## start MATERIALS PROVIDED
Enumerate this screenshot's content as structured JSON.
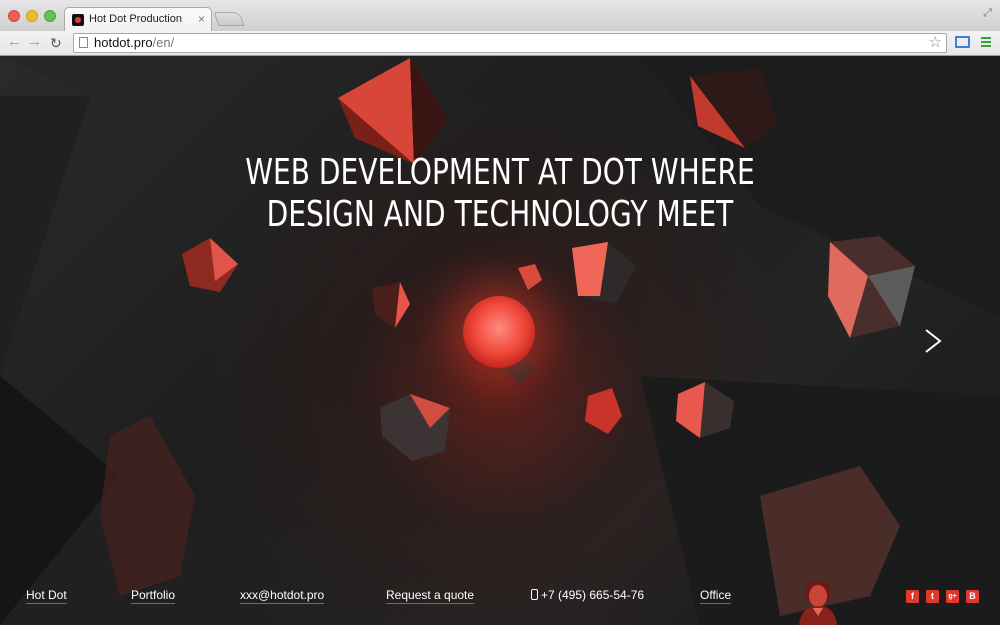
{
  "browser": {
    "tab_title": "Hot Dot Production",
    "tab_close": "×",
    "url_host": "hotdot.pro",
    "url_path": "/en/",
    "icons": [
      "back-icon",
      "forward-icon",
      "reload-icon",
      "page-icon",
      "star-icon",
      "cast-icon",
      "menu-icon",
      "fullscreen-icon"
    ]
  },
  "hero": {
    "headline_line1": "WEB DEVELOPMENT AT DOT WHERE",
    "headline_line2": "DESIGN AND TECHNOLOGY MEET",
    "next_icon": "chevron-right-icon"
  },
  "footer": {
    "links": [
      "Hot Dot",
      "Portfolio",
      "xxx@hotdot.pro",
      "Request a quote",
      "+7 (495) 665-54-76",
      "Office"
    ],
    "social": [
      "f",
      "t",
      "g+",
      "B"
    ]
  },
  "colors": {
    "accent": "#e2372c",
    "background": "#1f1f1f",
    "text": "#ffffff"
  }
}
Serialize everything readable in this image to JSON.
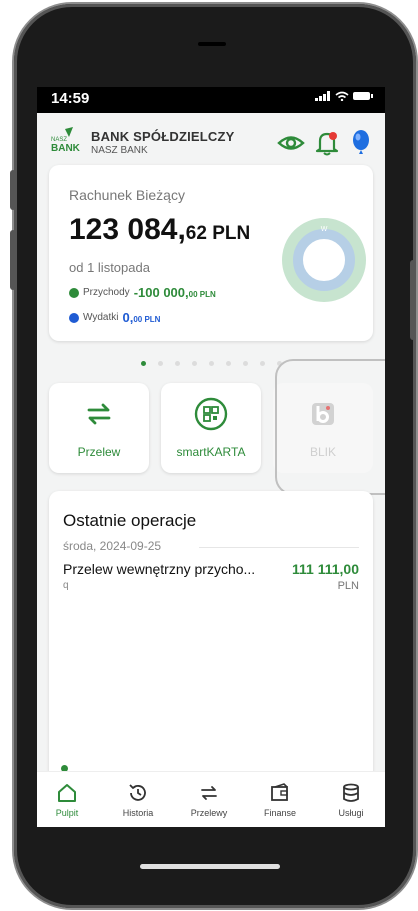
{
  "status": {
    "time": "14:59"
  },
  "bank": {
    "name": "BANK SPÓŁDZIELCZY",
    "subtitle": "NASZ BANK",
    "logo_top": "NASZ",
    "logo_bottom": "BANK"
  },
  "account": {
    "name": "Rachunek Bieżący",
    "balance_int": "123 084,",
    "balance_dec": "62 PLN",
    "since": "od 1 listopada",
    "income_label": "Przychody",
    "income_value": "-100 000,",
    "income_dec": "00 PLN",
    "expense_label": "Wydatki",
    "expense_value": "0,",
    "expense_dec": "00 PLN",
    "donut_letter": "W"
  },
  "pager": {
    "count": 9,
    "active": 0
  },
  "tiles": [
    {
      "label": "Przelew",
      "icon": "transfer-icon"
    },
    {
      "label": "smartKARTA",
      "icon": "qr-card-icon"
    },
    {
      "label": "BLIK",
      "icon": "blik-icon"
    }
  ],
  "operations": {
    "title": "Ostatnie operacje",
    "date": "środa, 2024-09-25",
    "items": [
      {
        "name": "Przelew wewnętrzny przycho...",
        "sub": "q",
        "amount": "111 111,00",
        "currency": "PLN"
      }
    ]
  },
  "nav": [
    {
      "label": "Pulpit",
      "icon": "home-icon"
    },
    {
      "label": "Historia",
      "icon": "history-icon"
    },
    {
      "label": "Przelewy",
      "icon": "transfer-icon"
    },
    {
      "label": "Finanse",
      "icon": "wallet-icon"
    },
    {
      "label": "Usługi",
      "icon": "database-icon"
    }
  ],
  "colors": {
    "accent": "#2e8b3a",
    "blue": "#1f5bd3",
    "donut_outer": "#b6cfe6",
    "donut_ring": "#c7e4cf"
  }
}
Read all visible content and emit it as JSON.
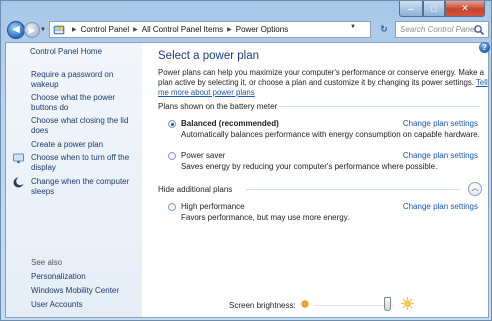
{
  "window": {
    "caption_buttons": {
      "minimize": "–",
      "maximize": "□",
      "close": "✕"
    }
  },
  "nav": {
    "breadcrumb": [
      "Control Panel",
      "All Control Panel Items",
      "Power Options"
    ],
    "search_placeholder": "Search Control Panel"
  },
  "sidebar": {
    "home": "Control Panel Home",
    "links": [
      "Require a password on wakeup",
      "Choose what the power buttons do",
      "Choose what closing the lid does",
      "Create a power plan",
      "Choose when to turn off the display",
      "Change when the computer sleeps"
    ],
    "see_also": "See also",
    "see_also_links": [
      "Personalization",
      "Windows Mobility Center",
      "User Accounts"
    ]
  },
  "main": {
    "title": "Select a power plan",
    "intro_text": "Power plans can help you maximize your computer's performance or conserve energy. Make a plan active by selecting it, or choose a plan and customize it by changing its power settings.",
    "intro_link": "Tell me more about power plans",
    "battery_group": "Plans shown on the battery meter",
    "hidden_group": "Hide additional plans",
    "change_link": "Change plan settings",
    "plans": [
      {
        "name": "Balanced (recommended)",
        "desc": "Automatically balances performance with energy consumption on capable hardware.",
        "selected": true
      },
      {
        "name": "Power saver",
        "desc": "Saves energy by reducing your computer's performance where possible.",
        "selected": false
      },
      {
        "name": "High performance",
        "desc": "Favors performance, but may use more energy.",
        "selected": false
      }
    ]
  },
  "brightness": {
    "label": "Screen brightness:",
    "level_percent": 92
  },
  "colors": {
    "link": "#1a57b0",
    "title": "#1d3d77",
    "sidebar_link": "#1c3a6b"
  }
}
## end MATERIALS PROVIDED
### [THE PROBLEM]
Report the number of lines in the entries above that include the string "JSON". Give nothing but the number.

### [RESULT]
3